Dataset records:
· · · · · · ·

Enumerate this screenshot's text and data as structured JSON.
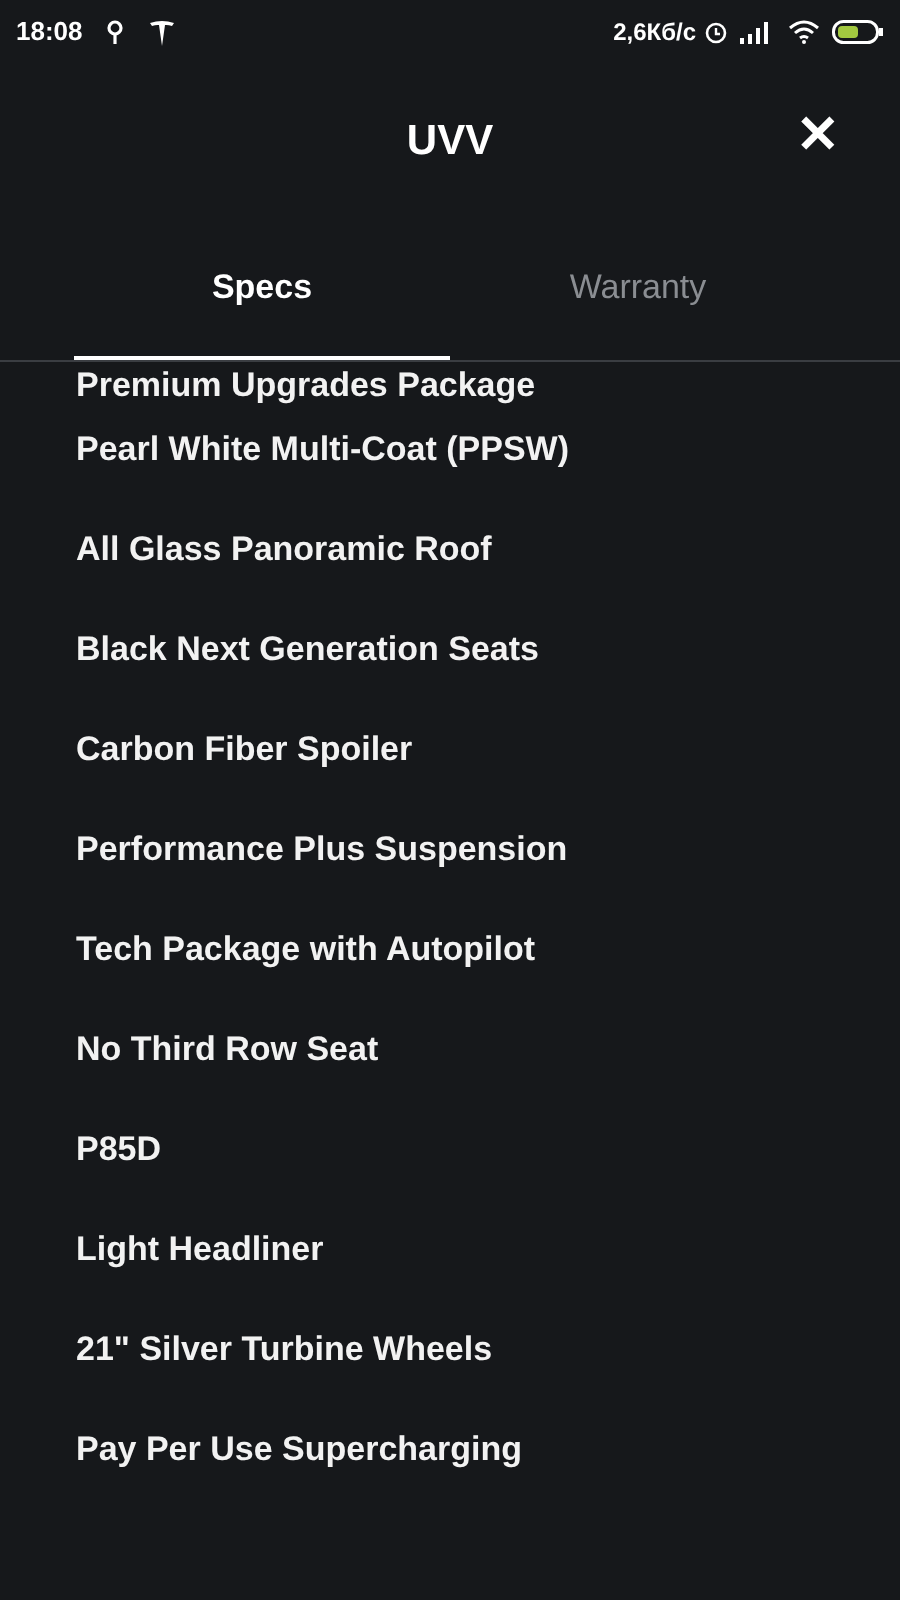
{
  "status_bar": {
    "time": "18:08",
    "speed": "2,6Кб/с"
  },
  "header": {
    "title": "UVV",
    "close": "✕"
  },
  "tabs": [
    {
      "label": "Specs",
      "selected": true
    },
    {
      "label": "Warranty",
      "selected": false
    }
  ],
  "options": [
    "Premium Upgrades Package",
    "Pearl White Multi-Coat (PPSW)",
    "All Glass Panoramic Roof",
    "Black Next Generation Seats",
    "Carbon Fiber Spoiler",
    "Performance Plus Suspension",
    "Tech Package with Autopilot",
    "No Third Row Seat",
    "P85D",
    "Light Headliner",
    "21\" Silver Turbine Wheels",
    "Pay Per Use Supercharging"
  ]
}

· · · · · · ·

» **TASK OBJECTIVE**:
Write out the listing word for word, omitting the pictures it holds.

» **PROBLEM SOLUTION**:
Enumerate this screenshot's text and data as structured JSON.
{
  "status_bar": {
    "time": "18:08",
    "speed": "2,6Кб/с"
  },
  "header": {
    "title": "UVV",
    "close": "✕"
  },
  "tabs": [
    {
      "label": "Specs",
      "selected": true
    },
    {
      "label": "Warranty",
      "selected": false
    }
  ],
  "options": [
    "Premium Upgrades Package",
    "Pearl White Multi-Coat (PPSW)",
    "All Glass Panoramic Roof",
    "Black Next Generation Seats",
    "Carbon Fiber Spoiler",
    "Performance Plus Suspension",
    "Tech Package with Autopilot",
    "No Third Row Seat",
    "P85D",
    "Light Headliner",
    "21\" Silver Turbine Wheels",
    "Pay Per Use Supercharging"
  ]
}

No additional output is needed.